• _TASK GOAL_: Reproduce every entry below precisely; do not include the pictures.
======
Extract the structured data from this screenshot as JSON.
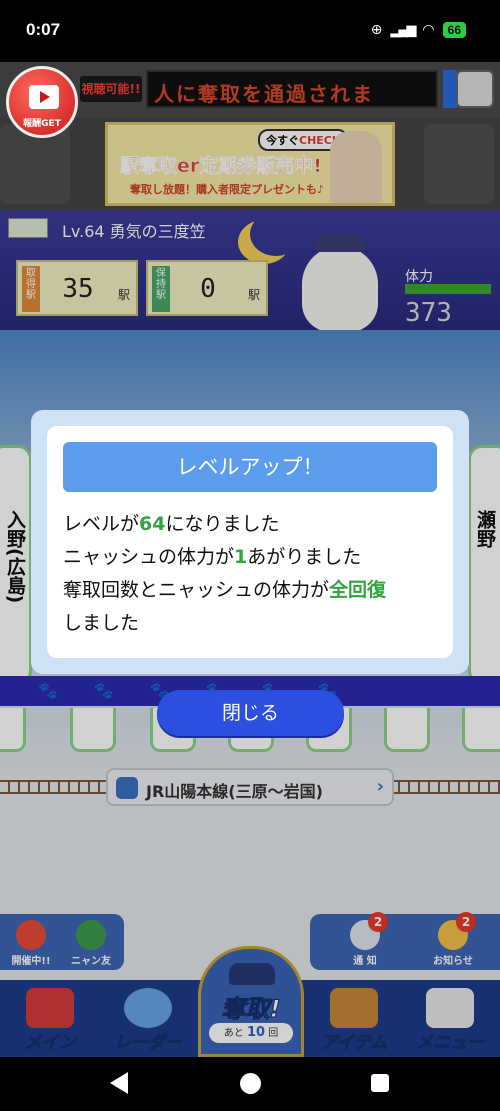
{
  "status_bar": {
    "time": "0:07",
    "battery": "66"
  },
  "topbar": {
    "video_label": "報酬GET",
    "available_label": "視聴可能!!",
    "ticker_text": "人に奪取を通過されま"
  },
  "banner": {
    "check_prefix": "今すぐ",
    "check_label": "CHECK",
    "headline": "駅奪取er定期券販売中!",
    "subline": "奪取し放題！購入者限定プレゼントも♪"
  },
  "player": {
    "level_title": "Lv.64 勇気の三度笠",
    "taken_tag": "取得駅",
    "taken_count": "35",
    "taken_unit": "駅",
    "held_tag": "保持駅",
    "held_count": "0",
    "held_unit": "駅",
    "stamina_label": "体力",
    "stamina_value": "373"
  },
  "board": {
    "left_station": "入野(広島)",
    "right_station": "瀬野",
    "line_name": "JR山陽本線(三原〜岩国)",
    "paws": "🐾🐾🐾🐾🐾🐾"
  },
  "modal": {
    "title": "レベルアップ！",
    "line1_pre": "レベルが",
    "line1_num": "64",
    "line1_post": "になりました",
    "line2_pre": "ニャッシュの体力が",
    "line2_num": "1",
    "line2_post": "あがりました",
    "line3_pre": "奪取回数とニャッシュの体力が",
    "line3_hl": "全回復",
    "line4": "しました",
    "close_label": "閉じる"
  },
  "side_buttons": {
    "event_label": "開催中!!",
    "friends_label": "ニャン友",
    "notify_label": "通 知",
    "notify_badge": "2",
    "news_label": "お知らせ",
    "news_badge": "2"
  },
  "bottom_nav": {
    "main_label": "メイン",
    "radar_label": "レーダー",
    "dattori_label": "奪取!",
    "remain_pre": "あと",
    "remain_num": "10",
    "remain_post": "回",
    "item_label": "アイテム",
    "menu_label": "メニュー"
  }
}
======
• _EXERCISE RESPONSE_:
Extract the structured data from this screenshot as JSON.
{
  "status_bar": {
    "time": "0:07",
    "battery": "66"
  },
  "topbar": {
    "video_label": "報酬GET",
    "available_label": "視聴可能!!",
    "ticker_text": "人に奪取を通過されま"
  },
  "banner": {
    "check_prefix": "今すぐ",
    "check_label": "CHECK",
    "headline": "駅奪取er定期券販売中!",
    "subline": "奪取し放題！購入者限定プレゼントも♪"
  },
  "player": {
    "level_title": "Lv.64 勇気の三度笠",
    "taken_tag": "取得駅",
    "taken_count": "35",
    "taken_unit": "駅",
    "held_tag": "保持駅",
    "held_count": "0",
    "held_unit": "駅",
    "stamina_label": "体力",
    "stamina_value": "373"
  },
  "board": {
    "left_station": "入野(広島)",
    "right_station": "瀬野",
    "line_name": "JR山陽本線(三原〜岩国)",
    "paws": "🐾🐾🐾🐾🐾🐾"
  },
  "modal": {
    "title": "レベルアップ！",
    "line1_pre": "レベルが",
    "line1_num": "64",
    "line1_post": "になりました",
    "line2_pre": "ニャッシュの体力が",
    "line2_num": "1",
    "line2_post": "あがりました",
    "line3_pre": "奪取回数とニャッシュの体力が",
    "line3_hl": "全回復",
    "line4": "しました",
    "close_label": "閉じる"
  },
  "side_buttons": {
    "event_label": "開催中!!",
    "friends_label": "ニャン友",
    "notify_label": "通 知",
    "notify_badge": "2",
    "news_label": "お知らせ",
    "news_badge": "2"
  },
  "bottom_nav": {
    "main_label": "メイン",
    "radar_label": "レーダー",
    "dattori_label": "奪取!",
    "remain_pre": "あと",
    "remain_num": "10",
    "remain_post": "回",
    "item_label": "アイテム",
    "menu_label": "メニュー"
  }
}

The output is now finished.